WHAT YOU ARE ASKED TO DO: Give the records back in full, exactly as they read.

──────── DATA SUPPLIED ────────

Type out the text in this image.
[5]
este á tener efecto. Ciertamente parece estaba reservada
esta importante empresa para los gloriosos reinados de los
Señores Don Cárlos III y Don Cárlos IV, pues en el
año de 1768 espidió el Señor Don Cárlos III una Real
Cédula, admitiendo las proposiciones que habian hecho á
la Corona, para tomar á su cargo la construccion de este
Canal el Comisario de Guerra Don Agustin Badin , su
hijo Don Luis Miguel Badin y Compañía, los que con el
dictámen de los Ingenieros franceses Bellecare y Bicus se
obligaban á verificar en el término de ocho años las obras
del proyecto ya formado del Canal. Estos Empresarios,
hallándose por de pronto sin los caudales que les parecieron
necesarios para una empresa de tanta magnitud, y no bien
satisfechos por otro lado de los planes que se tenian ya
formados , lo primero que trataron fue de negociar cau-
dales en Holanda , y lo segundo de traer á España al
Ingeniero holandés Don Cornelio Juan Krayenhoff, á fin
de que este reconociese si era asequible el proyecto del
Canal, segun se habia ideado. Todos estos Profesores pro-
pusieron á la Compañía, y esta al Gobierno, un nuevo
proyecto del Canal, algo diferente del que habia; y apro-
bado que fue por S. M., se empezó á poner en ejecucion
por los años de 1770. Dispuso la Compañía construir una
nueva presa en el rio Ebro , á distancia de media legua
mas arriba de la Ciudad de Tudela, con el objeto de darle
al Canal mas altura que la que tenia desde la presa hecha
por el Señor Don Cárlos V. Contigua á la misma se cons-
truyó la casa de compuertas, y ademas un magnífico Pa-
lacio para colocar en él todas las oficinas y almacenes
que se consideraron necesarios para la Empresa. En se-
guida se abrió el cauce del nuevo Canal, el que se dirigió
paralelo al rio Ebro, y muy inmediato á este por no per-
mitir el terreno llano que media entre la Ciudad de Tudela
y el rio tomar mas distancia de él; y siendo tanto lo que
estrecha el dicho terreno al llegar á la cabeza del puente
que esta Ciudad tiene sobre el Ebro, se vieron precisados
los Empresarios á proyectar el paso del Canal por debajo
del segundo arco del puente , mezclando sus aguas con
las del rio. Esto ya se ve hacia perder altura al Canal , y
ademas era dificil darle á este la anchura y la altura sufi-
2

────────

FINAL RESULT:
Type out the text in this image.
[5]
este á tener efecto. Ciertamente parece estaba reservada
esta importante empresa para los gloriosos reinados de los
Señores Don Cárlos III y Don Cárlos IV, pues en el
año de 1768 espidió el Señor Don Cárlos III una Real
Cédula, admitiendo las proposiciones que habian hecho á
la Corona, para tomar á su cargo la construccion de este
Canal el Comisario de Guerra Don Agustin Badin , su
hijo Don Luis Miguel Badin y Compañía, los que con el
dictámen de los Ingenieros franceses Bellecare y Bicus se
obligaban á verificar en el término de ocho años las obras
del proyecto ya formado del Canal. Estos Empresarios,
hallándose por de pronto sin los caudales que les parecieron
necesarios para una empresa de tanta magnitud, y no bien
satisfechos por otro lado de los planes que se tenian ya
formados , lo primero que trataron fue de negociar cau-
dales en Holanda , y lo segundo de traer á España al
Ingeniero holandés Don Cornelio Juan Krayenhoff, á fin
de que este reconociese si era asequible el proyecto del
Canal, segun se habia ideado. Todos estos Profesores pro-
pusieron á la Compañía, y esta al Gobierno, un nuevo
proyecto del Canal, algo diferente del que habia; y apro-
bado que fue por S. M., se empezó á poner en ejecucion
por los años de 1770. Dispuso la Compañía construir una
nueva presa en el rio Ebro , á distancia de media legua
mas arriba de la Ciudad de Tudela, con el objeto de darle
al Canal mas altura que la que tenia desde la presa hecha
por el Señor Don Cárlos V. Contigua á la misma se cons-
truyó la casa de compuertas, y ademas un magnífico Pa-
lacio para colocar en él todas las oficinas y almacenes
que se consideraron necesarios para la Empresa. En se-
guida se abrió el cauce del nuevo Canal, el que se dirigió
paralelo al rio Ebro, y muy inmediato á este por no per-
mitir el terreno llano que media entre la Ciudad de Tudela
y el rio tomar mas distancia de él; y siendo tanto lo que
estrecha el dicho terreno al llegar á la cabeza del puente
que esta Ciudad tiene sobre el Ebro, se vieron precisados
los Empresarios á proyectar el paso del Canal por debajo
del segundo arco del puente , mezclando sus aguas con
las del rio. Esto ya se ve hacia perder altura al Canal , y
ademas era dificil darle á este la anchura y la altura sufi-
2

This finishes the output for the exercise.